— WHAT THE TASK ASKS —
Return the whole listing, line for line, without the pictures in it.

________________

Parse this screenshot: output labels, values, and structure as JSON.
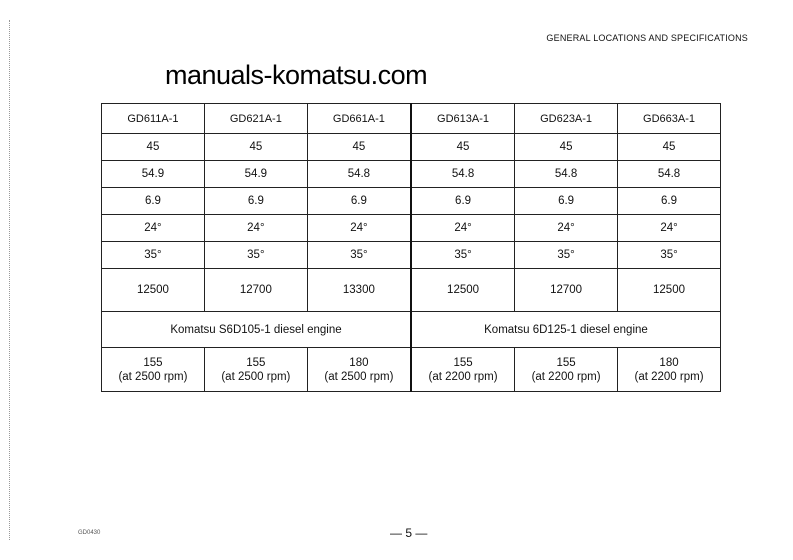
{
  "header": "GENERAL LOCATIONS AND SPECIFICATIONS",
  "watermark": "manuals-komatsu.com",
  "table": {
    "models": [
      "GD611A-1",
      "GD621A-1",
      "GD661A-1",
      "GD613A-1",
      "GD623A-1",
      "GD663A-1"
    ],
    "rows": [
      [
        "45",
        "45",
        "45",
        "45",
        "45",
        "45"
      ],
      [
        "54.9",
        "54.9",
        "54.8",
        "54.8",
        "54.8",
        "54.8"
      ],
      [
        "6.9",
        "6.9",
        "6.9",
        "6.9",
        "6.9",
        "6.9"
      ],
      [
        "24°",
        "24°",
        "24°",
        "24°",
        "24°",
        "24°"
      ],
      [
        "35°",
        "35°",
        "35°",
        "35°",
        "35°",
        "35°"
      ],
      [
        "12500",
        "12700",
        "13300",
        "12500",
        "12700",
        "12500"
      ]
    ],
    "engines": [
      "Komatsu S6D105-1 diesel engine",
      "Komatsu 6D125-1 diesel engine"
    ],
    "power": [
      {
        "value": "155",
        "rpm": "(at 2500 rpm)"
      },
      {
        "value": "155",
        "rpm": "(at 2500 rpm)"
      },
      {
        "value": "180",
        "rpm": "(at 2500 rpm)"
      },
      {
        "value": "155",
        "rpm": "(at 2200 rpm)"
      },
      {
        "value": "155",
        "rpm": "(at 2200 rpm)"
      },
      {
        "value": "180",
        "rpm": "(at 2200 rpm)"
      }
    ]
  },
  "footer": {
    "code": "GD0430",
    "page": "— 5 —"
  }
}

________________

— RESULT OF THIS EXERCISE —
Parse this screenshot: output labels, values, and structure as JSON.
{
  "header": "GENERAL LOCATIONS AND SPECIFICATIONS",
  "watermark": "manuals-komatsu.com",
  "table": {
    "models": [
      "GD611A-1",
      "GD621A-1",
      "GD661A-1",
      "GD613A-1",
      "GD623A-1",
      "GD663A-1"
    ],
    "rows": [
      [
        "45",
        "45",
        "45",
        "45",
        "45",
        "45"
      ],
      [
        "54.9",
        "54.9",
        "54.8",
        "54.8",
        "54.8",
        "54.8"
      ],
      [
        "6.9",
        "6.9",
        "6.9",
        "6.9",
        "6.9",
        "6.9"
      ],
      [
        "24°",
        "24°",
        "24°",
        "24°",
        "24°",
        "24°"
      ],
      [
        "35°",
        "35°",
        "35°",
        "35°",
        "35°",
        "35°"
      ],
      [
        "12500",
        "12700",
        "13300",
        "12500",
        "12700",
        "12500"
      ]
    ],
    "engines": [
      "Komatsu S6D105-1 diesel engine",
      "Komatsu 6D125-1 diesel engine"
    ],
    "power": [
      {
        "value": "155",
        "rpm": "(at 2500 rpm)"
      },
      {
        "value": "155",
        "rpm": "(at 2500 rpm)"
      },
      {
        "value": "180",
        "rpm": "(at 2500 rpm)"
      },
      {
        "value": "155",
        "rpm": "(at 2200 rpm)"
      },
      {
        "value": "155",
        "rpm": "(at 2200 rpm)"
      },
      {
        "value": "180",
        "rpm": "(at 2200 rpm)"
      }
    ]
  },
  "footer": {
    "code": "GD0430",
    "page": "— 5 —"
  }
}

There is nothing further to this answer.